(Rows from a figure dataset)
- - - - -

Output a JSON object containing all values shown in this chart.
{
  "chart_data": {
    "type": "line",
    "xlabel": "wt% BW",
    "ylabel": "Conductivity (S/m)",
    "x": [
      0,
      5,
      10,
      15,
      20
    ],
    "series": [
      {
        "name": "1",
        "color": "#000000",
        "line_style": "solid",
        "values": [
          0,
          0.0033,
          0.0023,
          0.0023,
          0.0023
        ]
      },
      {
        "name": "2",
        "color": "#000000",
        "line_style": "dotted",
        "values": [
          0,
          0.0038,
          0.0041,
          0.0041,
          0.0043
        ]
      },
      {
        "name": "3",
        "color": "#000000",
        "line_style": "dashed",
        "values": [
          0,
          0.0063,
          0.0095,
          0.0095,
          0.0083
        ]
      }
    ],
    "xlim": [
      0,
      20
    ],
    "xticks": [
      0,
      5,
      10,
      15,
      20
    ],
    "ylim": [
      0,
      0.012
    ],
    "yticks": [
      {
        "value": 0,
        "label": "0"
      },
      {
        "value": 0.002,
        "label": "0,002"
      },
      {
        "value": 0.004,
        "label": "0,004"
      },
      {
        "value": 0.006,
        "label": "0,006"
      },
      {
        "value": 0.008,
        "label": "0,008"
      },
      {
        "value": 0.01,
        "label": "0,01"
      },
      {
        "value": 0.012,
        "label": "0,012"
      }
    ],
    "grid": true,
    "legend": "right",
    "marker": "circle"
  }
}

- - - - -

Exercise objective: Your task is to output all of the data above word for word.

Written solution:
Output a JSON object containing all values shown in this chart.
{
  "chart_data": {
    "type": "line",
    "xlabel": "wt% BW",
    "ylabel": "Conductivity (S/m)",
    "x": [
      0,
      5,
      10,
      15,
      20
    ],
    "series": [
      {
        "name": "1",
        "color": "#000000",
        "line_style": "solid",
        "values": [
          0,
          0.0033,
          0.0023,
          0.0023,
          0.0023
        ]
      },
      {
        "name": "2",
        "color": "#000000",
        "line_style": "dotted",
        "values": [
          0,
          0.0038,
          0.0041,
          0.0041,
          0.0043
        ]
      },
      {
        "name": "3",
        "color": "#000000",
        "line_style": "dashed",
        "values": [
          0,
          0.0063,
          0.0095,
          0.0095,
          0.0083
        ]
      }
    ],
    "xlim": [
      0,
      20
    ],
    "xticks": [
      0,
      5,
      10,
      15,
      20
    ],
    "ylim": [
      0,
      0.012
    ],
    "yticks": [
      {
        "value": 0,
        "label": "0"
      },
      {
        "value": 0.002,
        "label": "0,002"
      },
      {
        "value": 0.004,
        "label": "0,004"
      },
      {
        "value": 0.006,
        "label": "0,006"
      },
      {
        "value": 0.008,
        "label": "0,008"
      },
      {
        "value": 0.01,
        "label": "0,01"
      },
      {
        "value": 0.012,
        "label": "0,012"
      }
    ],
    "grid": true,
    "legend": "right",
    "marker": "circle"
  }
}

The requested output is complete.